(Stored records)
□ □ □ □

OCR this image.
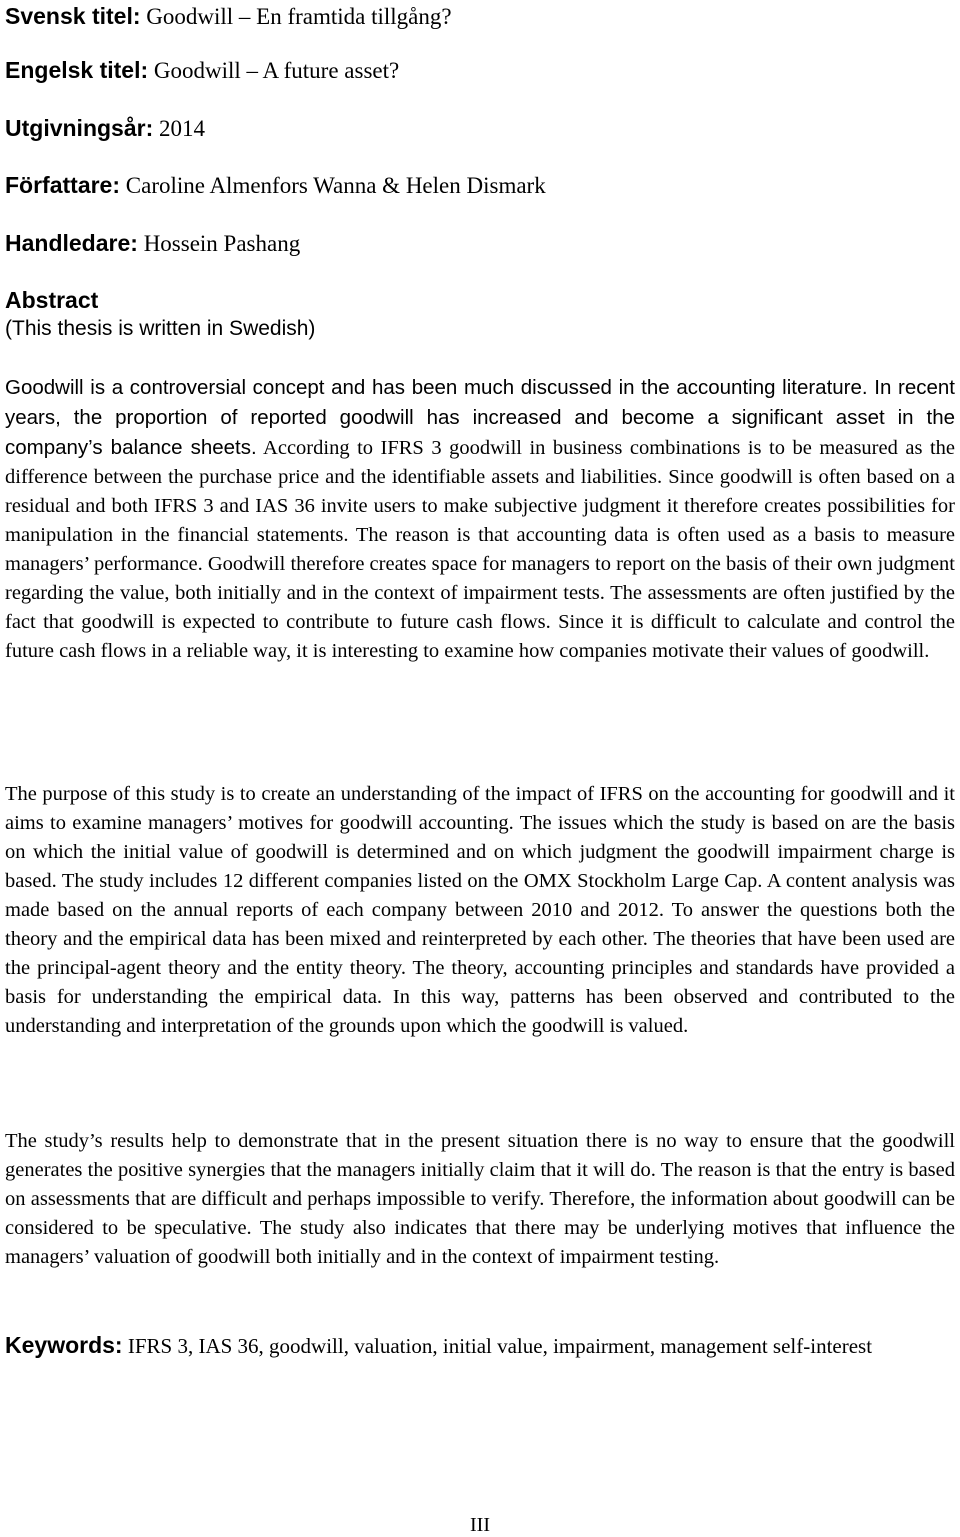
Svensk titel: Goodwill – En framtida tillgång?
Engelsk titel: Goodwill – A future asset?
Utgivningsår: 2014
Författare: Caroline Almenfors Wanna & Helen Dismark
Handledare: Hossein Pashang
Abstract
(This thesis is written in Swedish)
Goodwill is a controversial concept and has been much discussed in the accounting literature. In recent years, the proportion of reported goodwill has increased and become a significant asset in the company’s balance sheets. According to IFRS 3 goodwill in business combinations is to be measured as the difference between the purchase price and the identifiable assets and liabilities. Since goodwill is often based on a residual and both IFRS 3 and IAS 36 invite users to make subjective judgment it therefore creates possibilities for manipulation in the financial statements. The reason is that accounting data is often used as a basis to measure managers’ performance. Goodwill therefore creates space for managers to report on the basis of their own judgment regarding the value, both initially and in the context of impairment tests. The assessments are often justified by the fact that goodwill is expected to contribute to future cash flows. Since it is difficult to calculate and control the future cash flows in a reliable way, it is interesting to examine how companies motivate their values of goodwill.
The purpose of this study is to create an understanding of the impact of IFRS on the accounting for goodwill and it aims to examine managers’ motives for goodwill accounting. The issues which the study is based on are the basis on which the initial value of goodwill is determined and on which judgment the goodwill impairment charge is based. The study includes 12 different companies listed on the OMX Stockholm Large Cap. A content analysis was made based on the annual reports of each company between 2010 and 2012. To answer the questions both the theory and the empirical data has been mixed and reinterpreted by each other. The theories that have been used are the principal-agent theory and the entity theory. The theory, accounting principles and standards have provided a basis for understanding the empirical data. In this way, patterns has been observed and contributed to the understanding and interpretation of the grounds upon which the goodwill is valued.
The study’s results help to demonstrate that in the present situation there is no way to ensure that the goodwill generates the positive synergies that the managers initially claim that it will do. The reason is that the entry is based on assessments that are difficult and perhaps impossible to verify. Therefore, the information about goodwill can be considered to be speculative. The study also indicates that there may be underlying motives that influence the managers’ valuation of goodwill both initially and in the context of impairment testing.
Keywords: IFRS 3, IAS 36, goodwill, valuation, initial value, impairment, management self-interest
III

□ □ □ □

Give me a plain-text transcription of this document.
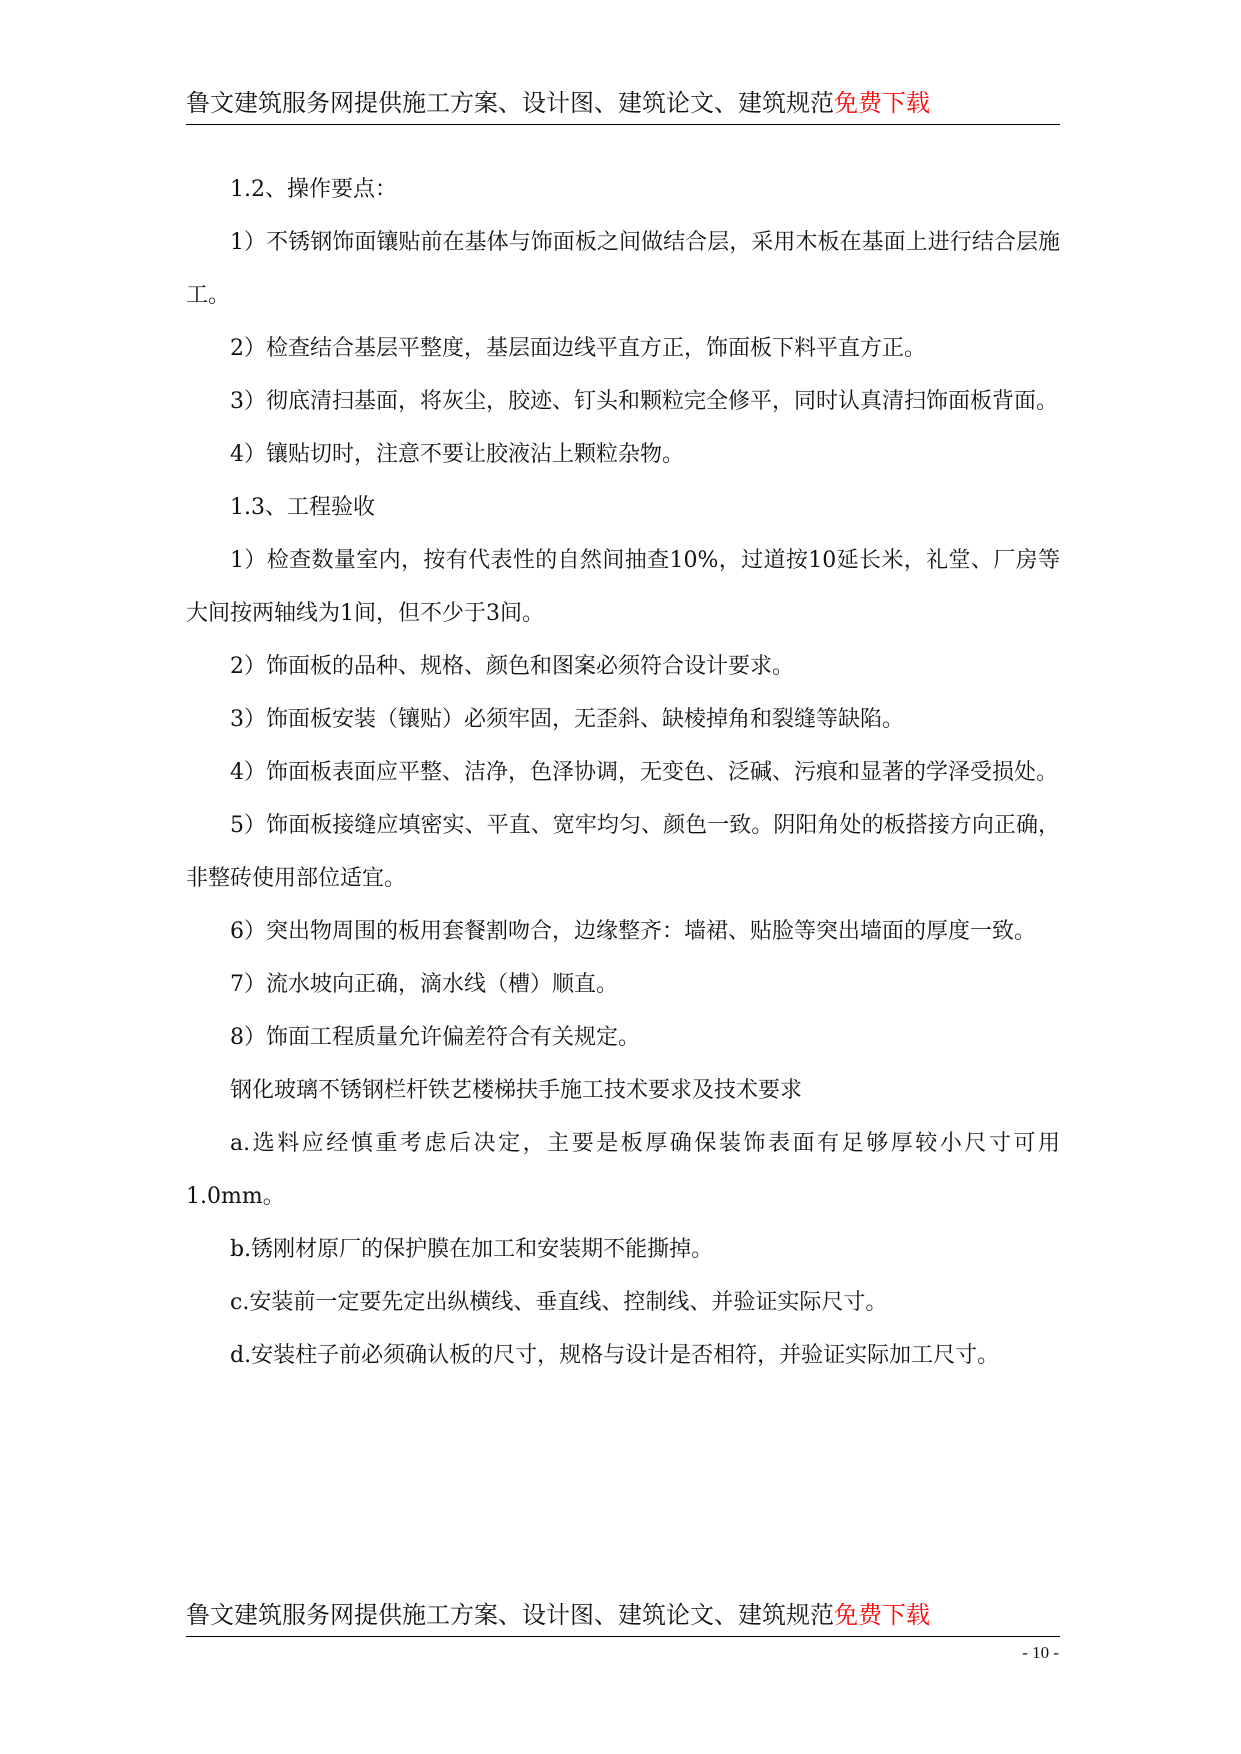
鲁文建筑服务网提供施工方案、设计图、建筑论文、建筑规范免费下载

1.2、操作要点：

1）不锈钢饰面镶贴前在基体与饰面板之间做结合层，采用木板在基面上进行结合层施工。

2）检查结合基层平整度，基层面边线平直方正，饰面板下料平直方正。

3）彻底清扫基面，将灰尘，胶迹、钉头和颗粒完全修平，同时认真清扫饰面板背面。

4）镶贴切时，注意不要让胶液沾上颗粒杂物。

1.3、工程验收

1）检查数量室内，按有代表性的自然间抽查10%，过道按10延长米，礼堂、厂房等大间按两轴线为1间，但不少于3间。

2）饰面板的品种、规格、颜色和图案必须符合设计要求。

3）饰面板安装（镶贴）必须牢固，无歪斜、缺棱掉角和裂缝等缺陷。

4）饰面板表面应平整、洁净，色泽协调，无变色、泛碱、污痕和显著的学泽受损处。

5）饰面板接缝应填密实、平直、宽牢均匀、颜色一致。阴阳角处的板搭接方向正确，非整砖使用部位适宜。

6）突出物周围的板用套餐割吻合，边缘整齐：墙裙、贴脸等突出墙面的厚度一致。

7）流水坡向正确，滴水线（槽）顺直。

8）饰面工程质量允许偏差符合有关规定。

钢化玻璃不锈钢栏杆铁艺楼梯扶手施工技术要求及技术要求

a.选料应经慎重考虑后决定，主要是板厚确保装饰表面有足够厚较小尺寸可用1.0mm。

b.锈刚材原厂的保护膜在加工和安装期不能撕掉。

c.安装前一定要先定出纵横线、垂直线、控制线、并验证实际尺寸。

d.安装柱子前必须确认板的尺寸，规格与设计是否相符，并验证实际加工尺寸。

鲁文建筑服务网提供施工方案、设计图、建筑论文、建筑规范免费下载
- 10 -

□ □ □ □

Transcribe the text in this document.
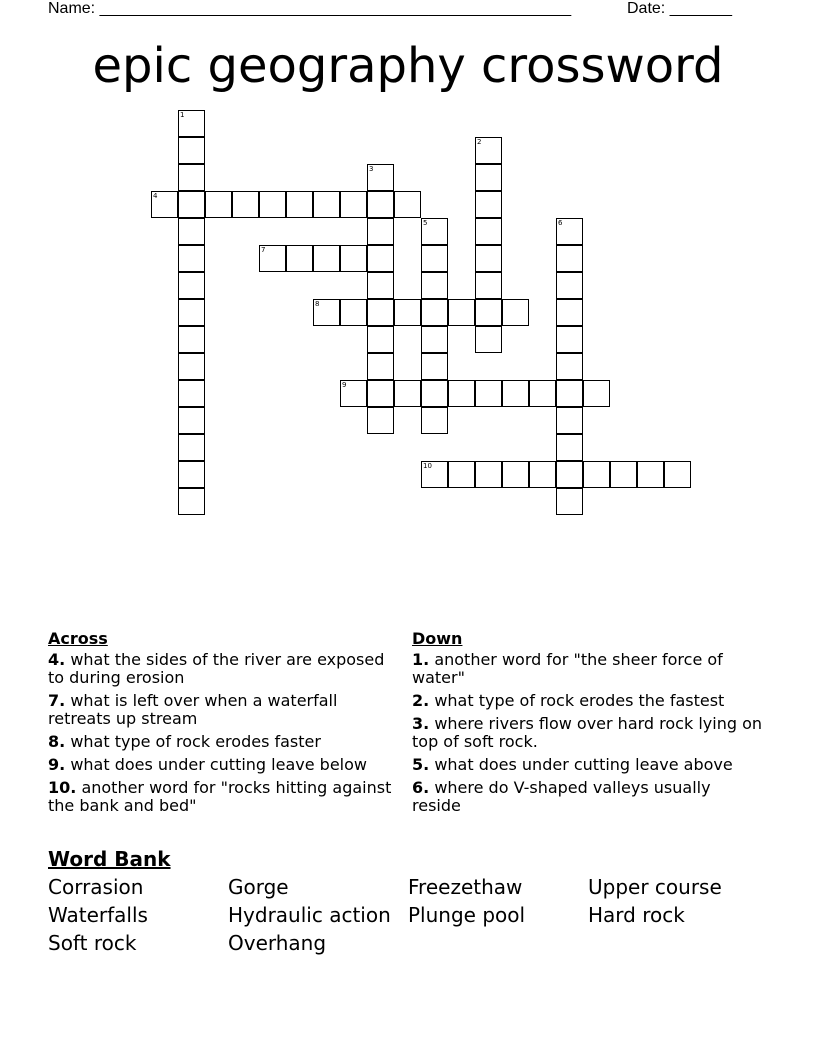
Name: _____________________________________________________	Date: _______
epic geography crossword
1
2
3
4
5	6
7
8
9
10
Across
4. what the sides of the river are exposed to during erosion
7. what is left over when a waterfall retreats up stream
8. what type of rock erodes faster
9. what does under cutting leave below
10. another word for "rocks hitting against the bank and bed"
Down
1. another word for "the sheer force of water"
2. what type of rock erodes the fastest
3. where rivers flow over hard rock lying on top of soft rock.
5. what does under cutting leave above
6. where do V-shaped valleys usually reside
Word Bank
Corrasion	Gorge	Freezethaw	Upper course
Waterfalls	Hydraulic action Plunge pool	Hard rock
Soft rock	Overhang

□ □ □ □

- INSTRUCTIONS FOR THE TASK -
What is the number of lines in this listing that contain the word "erodes"? Answer with that number and nothing else.

- ANSWER TO THIS TASK -
2